_Yapılacak görevler_:
(A) Lütfen aşağıdaki ifadelerin Rusya-Azerbaycan enerji ilişkileri metniyle örtüşüp örtüşmediğini evet ya da hayır ile belirtin ve her yanıtın yanına metinden belirleyici sözcükleri aynen aktarın: (i) Putin ile Aliyev arasındaki en son telefon görüşmesi 2 Temmuz’da yapıldı. (ii) Seçin, Bakü’de Rusya Başbakanı Dmitri Medvedev ile bir araya geldi. (iii) Medvedev, Bakü-Novorossiysk boru hattıyla ilgili hükümetler arası anlaşmanın feshine ilişkin kararı 15 Mayıs’ta imzaladı.
(B) Rusya-Azerbaycan enerji ilişkileri metnini, son gösterilen cümleden sonra kaldığı yerden sürdürün.

_Okuma metni_:
====
Amaç, enerji ilişkilerini yenilemek mi?
Putin’le
Aliyev arasında en son telefon görüşmesi 2 Temmuz’da yapıldı. Bu
görüşmenin ardından Putin, Rusya’nın petrol devi Rosneft’in Yönetim
Kurulu Başkanı İgor Seçin’i Bakü’ye gönderdi. Seçin, Bakü’de
Cumhurbaşkanı Aliyev ve Azerbaycan Devlet Petrol Şirketi (ARDNŞ-SOCAR)
Başkanı Rovneg Abdullayev’le bir araya geldi. Resmi açıklamalara
bakılırsa, taraflar arasında petrol ve doğalgaz alanındaki işbirliği
konusu görüşüldü. Uzmanlar, Rosneft’in ARDNŞ ile birlikte Hazar'da
enerji kaynakları üretmesi ve Şahdeniz 2 yatağının ortak kullanılması
gibi konuların da gündeme geldiğini öne sürüyor. Hatta Seçin’in
ziyaretinden birkaç gün önce Rusya’nın kesinlikle karşı çıktığı Nabucco
projesinin yerine Kremlin’in daha temkinli yaklaştığı Trans-Adriyatik
hattının tercih edilmesi kararının verilmesinde de Moskova ile Bakü
arasındaki anlaşmanın etkili olduğu, Rosneft’in TAP’dan hisse alacağı
iddia edildi. Putin’in Ağustos’ta gerçekleşecek Bakü ziyaretinde
Seçin’in Temmuz başında yaptığı görüşmelerin sonuçlarının kağıda
dökülmesi, Rosneft ile SOCAR arasında işbirliği anlaşmasının imzalanması
bekleniyor.
İki
ülke arasında petrol işbirliğinde geçtiğimiz Mayıs ayında kriz yaşandı.
Aslında buna, siyasi ilişkilerdeki gizli krizin ekonomiye yansıması
demek daha doğru. Rusya Başbakanı Dmitri Medvedev 15 Mayıs’ta Azerbaycan
petrolünün Bakü-Novorossiysk boru hattı üzerinden taşınmasını
düzenleyen hükümetler arası anlaşmanın feshine ilişkin kararı imzaladı.
====
_Sağlanan veriler_:

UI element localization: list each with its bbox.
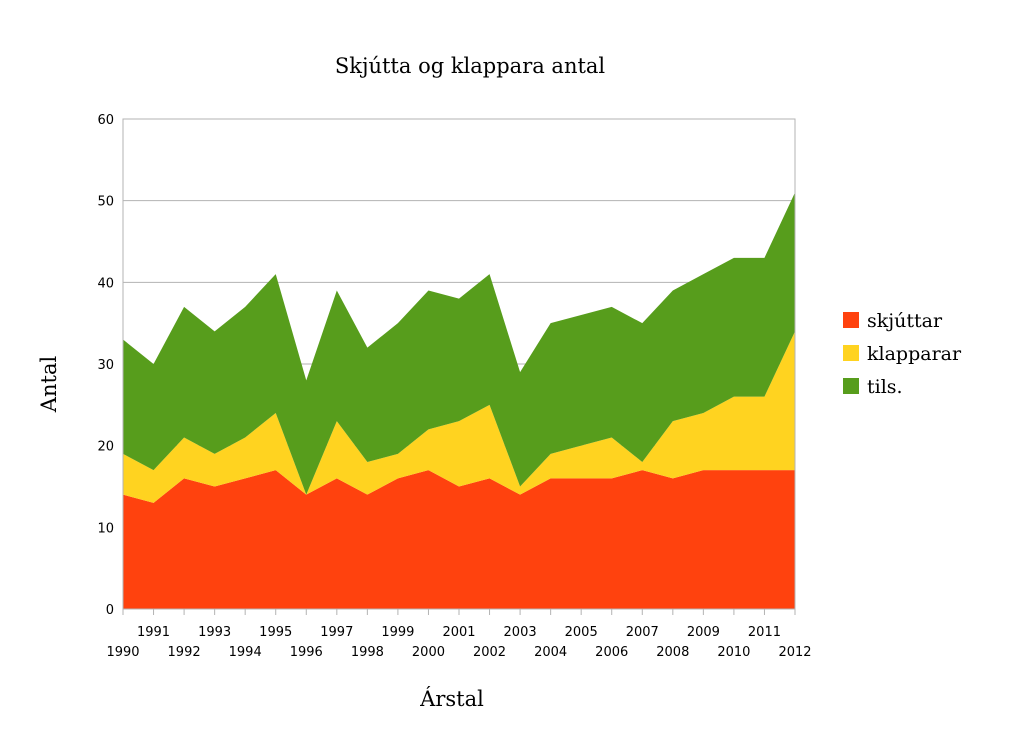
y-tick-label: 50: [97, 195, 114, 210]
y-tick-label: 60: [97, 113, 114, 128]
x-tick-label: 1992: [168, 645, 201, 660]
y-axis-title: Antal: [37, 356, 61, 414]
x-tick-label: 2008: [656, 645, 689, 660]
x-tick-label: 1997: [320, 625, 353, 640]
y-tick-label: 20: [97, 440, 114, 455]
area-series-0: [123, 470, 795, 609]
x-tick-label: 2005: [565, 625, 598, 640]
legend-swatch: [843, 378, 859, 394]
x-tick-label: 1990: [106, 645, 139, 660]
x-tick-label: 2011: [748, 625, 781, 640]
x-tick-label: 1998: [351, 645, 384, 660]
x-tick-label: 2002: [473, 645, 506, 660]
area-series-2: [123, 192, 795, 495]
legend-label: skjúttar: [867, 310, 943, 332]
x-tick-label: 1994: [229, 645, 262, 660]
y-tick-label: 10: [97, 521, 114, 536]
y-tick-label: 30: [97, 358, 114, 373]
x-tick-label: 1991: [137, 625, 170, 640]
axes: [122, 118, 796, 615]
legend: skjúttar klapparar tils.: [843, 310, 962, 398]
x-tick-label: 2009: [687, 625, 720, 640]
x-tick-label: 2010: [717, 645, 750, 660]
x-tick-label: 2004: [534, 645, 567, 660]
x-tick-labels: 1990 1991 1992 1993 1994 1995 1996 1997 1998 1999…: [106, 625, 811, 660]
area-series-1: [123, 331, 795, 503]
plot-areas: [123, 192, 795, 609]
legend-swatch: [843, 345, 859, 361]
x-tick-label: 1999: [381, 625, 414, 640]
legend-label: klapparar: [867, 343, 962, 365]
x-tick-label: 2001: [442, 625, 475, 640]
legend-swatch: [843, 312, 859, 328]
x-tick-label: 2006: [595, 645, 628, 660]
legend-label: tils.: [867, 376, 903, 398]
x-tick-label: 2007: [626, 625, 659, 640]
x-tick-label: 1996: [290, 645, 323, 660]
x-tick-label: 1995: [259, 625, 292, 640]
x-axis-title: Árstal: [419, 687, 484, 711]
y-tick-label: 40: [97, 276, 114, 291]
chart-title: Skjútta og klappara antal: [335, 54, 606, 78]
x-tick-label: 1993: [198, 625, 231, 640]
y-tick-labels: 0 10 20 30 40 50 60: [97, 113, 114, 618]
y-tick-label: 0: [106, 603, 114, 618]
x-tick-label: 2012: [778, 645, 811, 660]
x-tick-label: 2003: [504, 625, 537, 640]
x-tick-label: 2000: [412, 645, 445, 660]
====
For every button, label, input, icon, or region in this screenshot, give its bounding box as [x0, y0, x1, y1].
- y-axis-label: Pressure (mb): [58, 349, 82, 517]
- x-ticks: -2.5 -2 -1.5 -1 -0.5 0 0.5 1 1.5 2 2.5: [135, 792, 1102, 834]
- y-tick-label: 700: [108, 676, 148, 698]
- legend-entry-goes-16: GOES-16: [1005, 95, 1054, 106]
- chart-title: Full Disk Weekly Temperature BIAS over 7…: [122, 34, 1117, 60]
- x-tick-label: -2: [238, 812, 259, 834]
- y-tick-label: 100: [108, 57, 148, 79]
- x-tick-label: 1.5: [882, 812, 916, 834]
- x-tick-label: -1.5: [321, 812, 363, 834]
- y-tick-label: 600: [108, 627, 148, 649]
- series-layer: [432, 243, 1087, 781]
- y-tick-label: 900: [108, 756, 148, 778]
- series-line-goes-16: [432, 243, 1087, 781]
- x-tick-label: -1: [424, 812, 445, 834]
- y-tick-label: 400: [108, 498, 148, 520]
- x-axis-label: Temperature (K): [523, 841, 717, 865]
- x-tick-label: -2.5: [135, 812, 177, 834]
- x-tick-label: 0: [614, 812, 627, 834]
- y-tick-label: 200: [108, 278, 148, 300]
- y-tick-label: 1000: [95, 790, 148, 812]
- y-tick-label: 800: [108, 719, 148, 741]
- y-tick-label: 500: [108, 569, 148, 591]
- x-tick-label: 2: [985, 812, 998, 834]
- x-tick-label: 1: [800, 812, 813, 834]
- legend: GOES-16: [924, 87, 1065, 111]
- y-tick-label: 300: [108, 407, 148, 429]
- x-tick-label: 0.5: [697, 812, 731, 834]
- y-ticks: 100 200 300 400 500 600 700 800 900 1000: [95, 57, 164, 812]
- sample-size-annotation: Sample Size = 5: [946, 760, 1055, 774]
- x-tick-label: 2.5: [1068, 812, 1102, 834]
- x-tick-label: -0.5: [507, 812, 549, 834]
====
_Görev yanıtları_:
(A)
(i) Evet: "en son telefon görüşmesi 2 Temmuz’da yapıldı"
(ii) Hayır: "Seçin, Bakü’de Cumhurbaşkanı Aliyev ve Azerbaycan Devlet Petrol Şirketi (ARDNŞ-SOCAR) Başkanı Rovneg Abdullayev’le bir araya geldi"
(iii) Evet: "Rusya Başbakanı Dmitri Medvedev 15 Mayıs’ta Azerbaycan petrolünün Bakü-Novorossiysk boru hattı üzerinden taşınmasını düzenleyen hükümetler arası anlaşmanın feshine ilişkin kararı imzaladı"

(B)
Bakü-Novorossiysk petrol hattını işleten Rus Transneft şirketi
Azerbaycan’ı anlaşma şartlarına uymamakla suçlayarak, boru hattıyla
taşınan petrol hacminin hiçbir zaman anlaşmada gösterilen 5 milyon tona
ulaşmadığını açıkladı. Transneft, anlaşmanın yeniden gözden
geçirilmesini, petrol hacminin 3 - 3,5 tona düşürülmesini, ayrıca
transit fiyatlarının arttırılmasını talep ettiğini, lakin Azerbaycan’ın
bu talepleri kabul etmediğini bildirdi. Azerbaycan tarafının boru
hattının tam kapasiteyle çalışabilmesi için üçüncü ülkenin de petrolünün
taşınmasına da izin verilmesine ve Rusya’da petrol kalite standardının
uygulanmasına ilişkin önerilerini ise Rusya’nın kabul etmediği
bildirildi. Taraflar her ne kadar kararın ekonomik nedenlerle
alındığını iddia etseler de, uzmanlar bunu Rusya’nın siyasi jesti olarak
değerlendirdi.
“Denge politikası”nın sonu geliyor mu?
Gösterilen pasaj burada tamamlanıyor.